*** Testo in esame

Non sempre è facile entrare nelle case degli ammalati per pregare con loro, ma, quando questo accade, sono loro stessi che ci chiedono e ci sollecitano la preghiera nelle loro case.

Naturalmente questo non ci rende orgogliosi: per noi è solo un servizio e sensibilità nei riguardi di chi soffre anche se sono pochi i giorni della settimana, così come quelli di un mese e quelli di un anno.

Andiamo via dopo aver pregato con loro prima con il Rosario, poi con la Coroncina della Divina Misericordia, seguita da una breve spontanea conversazione che mette in risalto il clima di amicizia instauratosi.

È in questo momento che ci sembra di sentire un grido silenzioso ed assordante con cui ci dicono: “Non lasciateci soli.”

Ma credo che, a questo punto, sia necessario partire dall'inizio e spiegare come nasce la preghiera nelle case.

 

Poco più di sei anni fa pensavo al mio amico Pino Ribezzo.

Erano passati alcuni mesi da quando non usciva più da casa. Stava molto male. Tutti in parrocchia si erano accorti della sua assenza, perché durante la messa era sempre presente. Ogni sera lui animava la celebrazione con la sua voce da basso e con la musica, ma da qualche tempo non era più così a causa della sua malattia.

Per questo motivo decisi di andarlo a trovare, facendomi precedere da una telefonata. Rimase molto contento quando mi vide e fu bellissimo rimanere con lui e intrattenermi a lungo a chiacchierare.

Era seduto sulla sua poltrona, e la prima cosa che mi disse, anzi mi sussurrò appena mi avvicina per abbracciarlo, fu: “Tonì, sto morendo.”

Alla morte non ci si può sottrarre, e Pino viveva questa fase della sua vita in tutta la sua consapevolezza.

******

=== Il tuo obiettivo ===
Rispondi alle seguenti domande sul testo relativo alla preghiera nelle case:
1. Con quali due preghiere si prega con gli ammalati prima della conversazione?
2. In che modo Pino Ribezzo animava ogni sera la celebrazione?
3. Che cosa sussurrò Pino appena gli si avvicinarono per abbracciarlo?

*** Dati forniti

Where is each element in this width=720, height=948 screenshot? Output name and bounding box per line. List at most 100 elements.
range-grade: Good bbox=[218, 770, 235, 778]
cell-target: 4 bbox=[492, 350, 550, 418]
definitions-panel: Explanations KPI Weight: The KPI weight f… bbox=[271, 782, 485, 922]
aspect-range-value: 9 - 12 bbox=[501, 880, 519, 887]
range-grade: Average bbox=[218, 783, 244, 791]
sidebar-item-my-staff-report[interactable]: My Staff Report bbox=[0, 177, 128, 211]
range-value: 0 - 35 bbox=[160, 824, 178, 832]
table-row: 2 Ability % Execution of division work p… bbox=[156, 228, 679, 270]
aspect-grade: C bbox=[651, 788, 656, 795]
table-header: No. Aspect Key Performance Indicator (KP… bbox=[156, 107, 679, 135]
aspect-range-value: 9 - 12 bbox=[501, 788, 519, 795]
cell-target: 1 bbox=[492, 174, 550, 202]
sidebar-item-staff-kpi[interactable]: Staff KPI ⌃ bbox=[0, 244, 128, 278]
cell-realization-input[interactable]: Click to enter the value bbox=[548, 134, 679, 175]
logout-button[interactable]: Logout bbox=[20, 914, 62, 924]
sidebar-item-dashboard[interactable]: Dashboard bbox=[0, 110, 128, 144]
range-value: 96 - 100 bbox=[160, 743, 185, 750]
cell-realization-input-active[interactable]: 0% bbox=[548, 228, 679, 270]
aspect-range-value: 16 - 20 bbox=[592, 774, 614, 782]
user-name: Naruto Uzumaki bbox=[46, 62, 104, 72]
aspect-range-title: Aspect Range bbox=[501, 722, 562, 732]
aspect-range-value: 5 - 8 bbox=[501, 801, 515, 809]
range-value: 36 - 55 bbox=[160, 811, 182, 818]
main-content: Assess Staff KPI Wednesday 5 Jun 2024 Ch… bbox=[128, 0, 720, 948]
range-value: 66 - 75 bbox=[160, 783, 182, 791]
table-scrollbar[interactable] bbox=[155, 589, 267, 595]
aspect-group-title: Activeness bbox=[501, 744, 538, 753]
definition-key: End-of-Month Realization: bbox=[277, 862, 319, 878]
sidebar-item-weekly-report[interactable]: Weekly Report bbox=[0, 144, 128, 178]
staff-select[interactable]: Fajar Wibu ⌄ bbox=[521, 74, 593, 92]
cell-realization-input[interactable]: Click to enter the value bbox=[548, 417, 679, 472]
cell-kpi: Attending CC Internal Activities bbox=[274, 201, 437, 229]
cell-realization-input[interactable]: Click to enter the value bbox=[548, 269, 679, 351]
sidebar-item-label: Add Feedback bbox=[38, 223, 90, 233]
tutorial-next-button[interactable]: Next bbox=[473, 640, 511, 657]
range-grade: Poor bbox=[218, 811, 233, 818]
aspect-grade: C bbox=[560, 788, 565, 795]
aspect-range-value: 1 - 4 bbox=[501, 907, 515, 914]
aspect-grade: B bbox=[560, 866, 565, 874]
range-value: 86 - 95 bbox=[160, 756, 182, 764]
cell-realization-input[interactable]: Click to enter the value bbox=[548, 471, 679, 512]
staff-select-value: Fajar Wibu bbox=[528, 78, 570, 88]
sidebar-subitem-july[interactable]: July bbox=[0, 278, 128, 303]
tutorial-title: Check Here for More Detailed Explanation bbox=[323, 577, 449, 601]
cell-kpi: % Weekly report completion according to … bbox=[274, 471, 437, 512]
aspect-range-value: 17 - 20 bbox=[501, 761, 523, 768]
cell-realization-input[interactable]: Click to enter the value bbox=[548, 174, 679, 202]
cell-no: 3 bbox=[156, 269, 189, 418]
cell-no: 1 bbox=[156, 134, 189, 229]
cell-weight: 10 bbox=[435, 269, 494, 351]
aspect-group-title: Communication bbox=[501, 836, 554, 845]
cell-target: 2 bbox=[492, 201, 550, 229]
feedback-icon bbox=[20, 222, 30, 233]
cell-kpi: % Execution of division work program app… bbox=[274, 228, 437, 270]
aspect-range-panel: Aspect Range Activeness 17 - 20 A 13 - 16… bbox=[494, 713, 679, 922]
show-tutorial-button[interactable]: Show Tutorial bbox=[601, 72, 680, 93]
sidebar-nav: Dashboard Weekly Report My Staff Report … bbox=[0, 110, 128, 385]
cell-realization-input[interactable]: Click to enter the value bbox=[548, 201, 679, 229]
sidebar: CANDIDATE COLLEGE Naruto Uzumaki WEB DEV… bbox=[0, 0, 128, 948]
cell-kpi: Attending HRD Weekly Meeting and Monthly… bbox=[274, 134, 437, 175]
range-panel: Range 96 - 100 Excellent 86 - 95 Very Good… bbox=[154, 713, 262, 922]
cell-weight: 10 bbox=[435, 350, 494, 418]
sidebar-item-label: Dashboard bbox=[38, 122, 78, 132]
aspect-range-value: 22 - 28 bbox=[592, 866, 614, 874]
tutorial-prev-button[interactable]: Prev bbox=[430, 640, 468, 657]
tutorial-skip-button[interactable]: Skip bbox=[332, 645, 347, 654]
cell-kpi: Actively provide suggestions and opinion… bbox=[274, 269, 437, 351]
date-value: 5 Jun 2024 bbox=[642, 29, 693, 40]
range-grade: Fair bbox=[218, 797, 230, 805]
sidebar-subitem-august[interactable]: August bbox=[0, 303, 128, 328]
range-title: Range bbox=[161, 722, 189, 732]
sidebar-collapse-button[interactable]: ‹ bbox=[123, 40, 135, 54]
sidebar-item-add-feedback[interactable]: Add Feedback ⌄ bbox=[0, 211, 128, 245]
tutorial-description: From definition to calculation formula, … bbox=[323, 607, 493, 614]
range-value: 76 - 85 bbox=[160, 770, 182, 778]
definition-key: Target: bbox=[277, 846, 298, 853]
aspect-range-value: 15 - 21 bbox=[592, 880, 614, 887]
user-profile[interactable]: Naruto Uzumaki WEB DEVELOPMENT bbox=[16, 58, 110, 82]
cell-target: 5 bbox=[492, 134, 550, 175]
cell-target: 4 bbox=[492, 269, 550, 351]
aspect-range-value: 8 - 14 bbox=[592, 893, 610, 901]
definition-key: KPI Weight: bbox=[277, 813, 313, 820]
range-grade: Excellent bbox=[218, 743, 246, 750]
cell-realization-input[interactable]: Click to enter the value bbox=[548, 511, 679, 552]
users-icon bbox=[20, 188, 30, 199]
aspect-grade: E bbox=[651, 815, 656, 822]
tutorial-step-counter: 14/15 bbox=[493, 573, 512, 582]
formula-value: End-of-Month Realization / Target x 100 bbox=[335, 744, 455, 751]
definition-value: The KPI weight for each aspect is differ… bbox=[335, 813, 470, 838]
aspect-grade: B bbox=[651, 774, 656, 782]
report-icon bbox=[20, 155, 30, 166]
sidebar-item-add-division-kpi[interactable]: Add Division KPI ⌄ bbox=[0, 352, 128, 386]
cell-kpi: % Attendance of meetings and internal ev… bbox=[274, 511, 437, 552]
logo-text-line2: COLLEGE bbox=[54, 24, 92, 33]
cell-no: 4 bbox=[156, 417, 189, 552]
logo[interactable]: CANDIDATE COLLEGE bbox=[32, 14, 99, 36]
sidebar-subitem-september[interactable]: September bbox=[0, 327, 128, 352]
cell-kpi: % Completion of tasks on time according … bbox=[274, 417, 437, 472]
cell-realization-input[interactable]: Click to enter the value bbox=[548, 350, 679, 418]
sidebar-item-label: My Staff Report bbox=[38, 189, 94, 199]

******

=== Risposta al compito ===
1. Prima con il Rosario, poi con la Coroncina della Divina Misericordia.
2. Con la sua voce da basso e con la musica.
3. "Tonì, sto morendo."